Figure content listings
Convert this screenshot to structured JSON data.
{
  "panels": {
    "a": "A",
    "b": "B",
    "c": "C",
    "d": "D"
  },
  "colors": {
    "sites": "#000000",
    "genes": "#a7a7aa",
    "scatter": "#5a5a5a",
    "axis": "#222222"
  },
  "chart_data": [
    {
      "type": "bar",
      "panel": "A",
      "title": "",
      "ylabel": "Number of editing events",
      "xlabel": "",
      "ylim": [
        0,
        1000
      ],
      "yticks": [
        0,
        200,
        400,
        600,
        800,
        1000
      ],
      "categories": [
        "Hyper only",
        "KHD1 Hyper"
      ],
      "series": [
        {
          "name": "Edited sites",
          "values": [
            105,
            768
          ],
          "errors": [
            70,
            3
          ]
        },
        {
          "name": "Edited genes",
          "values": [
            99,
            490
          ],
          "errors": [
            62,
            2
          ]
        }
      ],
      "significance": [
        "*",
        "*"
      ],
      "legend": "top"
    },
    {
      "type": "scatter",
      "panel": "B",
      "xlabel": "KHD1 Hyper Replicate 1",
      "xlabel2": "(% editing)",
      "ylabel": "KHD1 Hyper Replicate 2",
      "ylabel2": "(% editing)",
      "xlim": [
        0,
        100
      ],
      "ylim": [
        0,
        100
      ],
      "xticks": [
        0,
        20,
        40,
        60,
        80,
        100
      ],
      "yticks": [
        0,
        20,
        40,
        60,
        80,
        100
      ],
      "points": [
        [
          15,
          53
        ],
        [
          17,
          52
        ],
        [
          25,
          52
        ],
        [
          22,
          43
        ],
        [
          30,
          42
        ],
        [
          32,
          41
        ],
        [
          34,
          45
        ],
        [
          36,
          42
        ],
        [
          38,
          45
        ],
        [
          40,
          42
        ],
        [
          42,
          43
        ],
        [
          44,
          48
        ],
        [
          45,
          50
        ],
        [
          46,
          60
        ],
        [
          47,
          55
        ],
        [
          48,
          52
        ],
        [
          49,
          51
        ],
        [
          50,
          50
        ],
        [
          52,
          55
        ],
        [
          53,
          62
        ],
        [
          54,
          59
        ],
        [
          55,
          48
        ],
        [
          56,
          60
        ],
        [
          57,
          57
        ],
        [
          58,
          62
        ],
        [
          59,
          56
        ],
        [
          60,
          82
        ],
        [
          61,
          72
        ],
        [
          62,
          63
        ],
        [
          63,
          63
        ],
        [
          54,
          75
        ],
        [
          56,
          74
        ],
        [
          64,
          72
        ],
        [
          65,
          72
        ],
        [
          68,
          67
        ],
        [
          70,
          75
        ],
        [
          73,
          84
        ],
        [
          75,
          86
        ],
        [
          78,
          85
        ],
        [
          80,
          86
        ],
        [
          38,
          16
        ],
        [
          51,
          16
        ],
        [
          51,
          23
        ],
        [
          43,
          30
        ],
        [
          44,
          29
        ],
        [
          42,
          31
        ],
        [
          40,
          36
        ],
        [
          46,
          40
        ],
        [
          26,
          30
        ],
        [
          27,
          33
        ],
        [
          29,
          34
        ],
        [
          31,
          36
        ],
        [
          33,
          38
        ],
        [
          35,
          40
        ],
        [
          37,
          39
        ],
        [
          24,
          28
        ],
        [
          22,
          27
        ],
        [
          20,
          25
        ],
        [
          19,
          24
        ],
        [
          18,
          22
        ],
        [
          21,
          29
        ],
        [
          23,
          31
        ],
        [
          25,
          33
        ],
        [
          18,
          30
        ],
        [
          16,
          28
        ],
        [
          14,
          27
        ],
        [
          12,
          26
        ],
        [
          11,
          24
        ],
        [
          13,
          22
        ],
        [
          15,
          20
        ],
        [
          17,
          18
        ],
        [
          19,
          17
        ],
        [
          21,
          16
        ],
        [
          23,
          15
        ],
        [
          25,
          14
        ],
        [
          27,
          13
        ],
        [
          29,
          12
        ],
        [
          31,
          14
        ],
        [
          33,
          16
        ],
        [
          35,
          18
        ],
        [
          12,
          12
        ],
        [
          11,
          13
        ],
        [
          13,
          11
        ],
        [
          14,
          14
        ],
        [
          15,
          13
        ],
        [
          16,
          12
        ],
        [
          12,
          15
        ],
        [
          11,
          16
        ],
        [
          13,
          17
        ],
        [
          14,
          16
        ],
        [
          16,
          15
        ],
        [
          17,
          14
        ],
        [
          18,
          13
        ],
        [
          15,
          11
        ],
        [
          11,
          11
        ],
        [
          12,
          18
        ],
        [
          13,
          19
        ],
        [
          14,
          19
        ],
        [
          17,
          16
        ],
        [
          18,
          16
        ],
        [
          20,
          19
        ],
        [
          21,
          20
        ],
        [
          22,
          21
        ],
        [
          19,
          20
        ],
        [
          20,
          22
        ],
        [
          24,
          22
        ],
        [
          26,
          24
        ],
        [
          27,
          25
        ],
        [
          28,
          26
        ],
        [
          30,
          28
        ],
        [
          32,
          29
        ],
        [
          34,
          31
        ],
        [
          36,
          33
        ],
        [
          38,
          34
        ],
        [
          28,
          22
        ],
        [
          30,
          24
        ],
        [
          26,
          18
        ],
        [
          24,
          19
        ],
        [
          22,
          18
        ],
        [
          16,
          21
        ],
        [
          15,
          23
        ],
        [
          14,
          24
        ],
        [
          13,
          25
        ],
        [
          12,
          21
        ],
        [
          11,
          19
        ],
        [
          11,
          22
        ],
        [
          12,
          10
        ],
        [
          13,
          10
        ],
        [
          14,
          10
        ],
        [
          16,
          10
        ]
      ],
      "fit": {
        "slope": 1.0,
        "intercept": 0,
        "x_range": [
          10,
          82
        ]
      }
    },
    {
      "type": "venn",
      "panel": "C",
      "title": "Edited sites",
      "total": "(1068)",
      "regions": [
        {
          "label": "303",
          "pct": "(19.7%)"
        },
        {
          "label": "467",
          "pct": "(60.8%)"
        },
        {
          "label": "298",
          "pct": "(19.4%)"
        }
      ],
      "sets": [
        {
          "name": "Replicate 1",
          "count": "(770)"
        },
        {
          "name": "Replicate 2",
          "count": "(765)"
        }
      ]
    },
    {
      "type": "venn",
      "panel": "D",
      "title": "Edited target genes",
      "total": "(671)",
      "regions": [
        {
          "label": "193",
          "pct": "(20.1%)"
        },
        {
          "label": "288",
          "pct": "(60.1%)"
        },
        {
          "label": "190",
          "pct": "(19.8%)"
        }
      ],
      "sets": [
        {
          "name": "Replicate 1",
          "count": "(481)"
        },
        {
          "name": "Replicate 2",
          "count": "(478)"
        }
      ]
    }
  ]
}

— Exercise details —
Output every record in full, exactly as it was given.

— Response to the task —
Convert this screenshot to structured JSON data.
{
  "panels": {
    "a": "A",
    "b": "B",
    "c": "C",
    "d": "D"
  },
  "colors": {
    "sites": "#000000",
    "genes": "#a7a7aa",
    "scatter": "#5a5a5a",
    "axis": "#222222"
  },
  "chart_data": [
    {
      "type": "bar",
      "panel": "A",
      "title": "",
      "ylabel": "Number of editing events",
      "xlabel": "",
      "ylim": [
        0,
        1000
      ],
      "yticks": [
        0,
        200,
        400,
        600,
        800,
        1000
      ],
      "categories": [
        "Hyper only",
        "KHD1 Hyper"
      ],
      "series": [
        {
          "name": "Edited sites",
          "values": [
            105,
            768
          ],
          "errors": [
            70,
            3
          ]
        },
        {
          "name": "Edited genes",
          "values": [
            99,
            490
          ],
          "errors": [
            62,
            2
          ]
        }
      ],
      "significance": [
        "*",
        "*"
      ],
      "legend": "top"
    },
    {
      "type": "scatter",
      "panel": "B",
      "xlabel": "KHD1 Hyper Replicate 1",
      "xlabel2": "(% editing)",
      "ylabel": "KHD1 Hyper Replicate 2",
      "ylabel2": "(% editing)",
      "xlim": [
        0,
        100
      ],
      "ylim": [
        0,
        100
      ],
      "xticks": [
        0,
        20,
        40,
        60,
        80,
        100
      ],
      "yticks": [
        0,
        20,
        40,
        60,
        80,
        100
      ],
      "points": [
        [
          15,
          53
        ],
        [
          17,
          52
        ],
        [
          25,
          52
        ],
        [
          22,
          43
        ],
        [
          30,
          42
        ],
        [
          32,
          41
        ],
        [
          34,
          45
        ],
        [
          36,
          42
        ],
        [
          38,
          45
        ],
        [
          40,
          42
        ],
        [
          42,
          43
        ],
        [
          44,
          48
        ],
        [
          45,
          50
        ],
        [
          46,
          60
        ],
        [
          47,
          55
        ],
        [
          48,
          52
        ],
        [
          49,
          51
        ],
        [
          50,
          50
        ],
        [
          52,
          55
        ],
        [
          53,
          62
        ],
        [
          54,
          59
        ],
        [
          55,
          48
        ],
        [
          56,
          60
        ],
        [
          57,
          57
        ],
        [
          58,
          62
        ],
        [
          59,
          56
        ],
        [
          60,
          82
        ],
        [
          61,
          72
        ],
        [
          62,
          63
        ],
        [
          63,
          63
        ],
        [
          54,
          75
        ],
        [
          56,
          74
        ],
        [
          64,
          72
        ],
        [
          65,
          72
        ],
        [
          68,
          67
        ],
        [
          70,
          75
        ],
        [
          73,
          84
        ],
        [
          75,
          86
        ],
        [
          78,
          85
        ],
        [
          80,
          86
        ],
        [
          38,
          16
        ],
        [
          51,
          16
        ],
        [
          51,
          23
        ],
        [
          43,
          30
        ],
        [
          44,
          29
        ],
        [
          42,
          31
        ],
        [
          40,
          36
        ],
        [
          46,
          40
        ],
        [
          26,
          30
        ],
        [
          27,
          33
        ],
        [
          29,
          34
        ],
        [
          31,
          36
        ],
        [
          33,
          38
        ],
        [
          35,
          40
        ],
        [
          37,
          39
        ],
        [
          24,
          28
        ],
        [
          22,
          27
        ],
        [
          20,
          25
        ],
        [
          19,
          24
        ],
        [
          18,
          22
        ],
        [
          21,
          29
        ],
        [
          23,
          31
        ],
        [
          25,
          33
        ],
        [
          18,
          30
        ],
        [
          16,
          28
        ],
        [
          14,
          27
        ],
        [
          12,
          26
        ],
        [
          11,
          24
        ],
        [
          13,
          22
        ],
        [
          15,
          20
        ],
        [
          17,
          18
        ],
        [
          19,
          17
        ],
        [
          21,
          16
        ],
        [
          23,
          15
        ],
        [
          25,
          14
        ],
        [
          27,
          13
        ],
        [
          29,
          12
        ],
        [
          31,
          14
        ],
        [
          33,
          16
        ],
        [
          35,
          18
        ],
        [
          12,
          12
        ],
        [
          11,
          13
        ],
        [
          13,
          11
        ],
        [
          14,
          14
        ],
        [
          15,
          13
        ],
        [
          16,
          12
        ],
        [
          12,
          15
        ],
        [
          11,
          16
        ],
        [
          13,
          17
        ],
        [
          14,
          16
        ],
        [
          16,
          15
        ],
        [
          17,
          14
        ],
        [
          18,
          13
        ],
        [
          15,
          11
        ],
        [
          11,
          11
        ],
        [
          12,
          18
        ],
        [
          13,
          19
        ],
        [
          14,
          19
        ],
        [
          17,
          16
        ],
        [
          18,
          16
        ],
        [
          20,
          19
        ],
        [
          21,
          20
        ],
        [
          22,
          21
        ],
        [
          19,
          20
        ],
        [
          20,
          22
        ],
        [
          24,
          22
        ],
        [
          26,
          24
        ],
        [
          27,
          25
        ],
        [
          28,
          26
        ],
        [
          30,
          28
        ],
        [
          32,
          29
        ],
        [
          34,
          31
        ],
        [
          36,
          33
        ],
        [
          38,
          34
        ],
        [
          28,
          22
        ],
        [
          30,
          24
        ],
        [
          26,
          18
        ],
        [
          24,
          19
        ],
        [
          22,
          18
        ],
        [
          16,
          21
        ],
        [
          15,
          23
        ],
        [
          14,
          24
        ],
        [
          13,
          25
        ],
        [
          12,
          21
        ],
        [
          11,
          19
        ],
        [
          11,
          22
        ],
        [
          12,
          10
        ],
        [
          13,
          10
        ],
        [
          14,
          10
        ],
        [
          16,
          10
        ]
      ],
      "fit": {
        "slope": 1.0,
        "intercept": 0,
        "x_range": [
          10,
          82
        ]
      }
    },
    {
      "type": "venn",
      "panel": "C",
      "title": "Edited sites",
      "total": "(1068)",
      "regions": [
        {
          "label": "303",
          "pct": "(19.7%)"
        },
        {
          "label": "467",
          "pct": "(60.8%)"
        },
        {
          "label": "298",
          "pct": "(19.4%)"
        }
      ],
      "sets": [
        {
          "name": "Replicate 1",
          "count": "(770)"
        },
        {
          "name": "Replicate 2",
          "count": "(765)"
        }
      ]
    },
    {
      "type": "venn",
      "panel": "D",
      "title": "Edited target genes",
      "total": "(671)",
      "regions": [
        {
          "label": "193",
          "pct": "(20.1%)"
        },
        {
          "label": "288",
          "pct": "(60.1%)"
        },
        {
          "label": "190",
          "pct": "(19.8%)"
        }
      ],
      "sets": [
        {
          "name": "Replicate 1",
          "count": "(481)"
        },
        {
          "name": "Replicate 2",
          "count": "(478)"
        }
      ]
    }
  ]
}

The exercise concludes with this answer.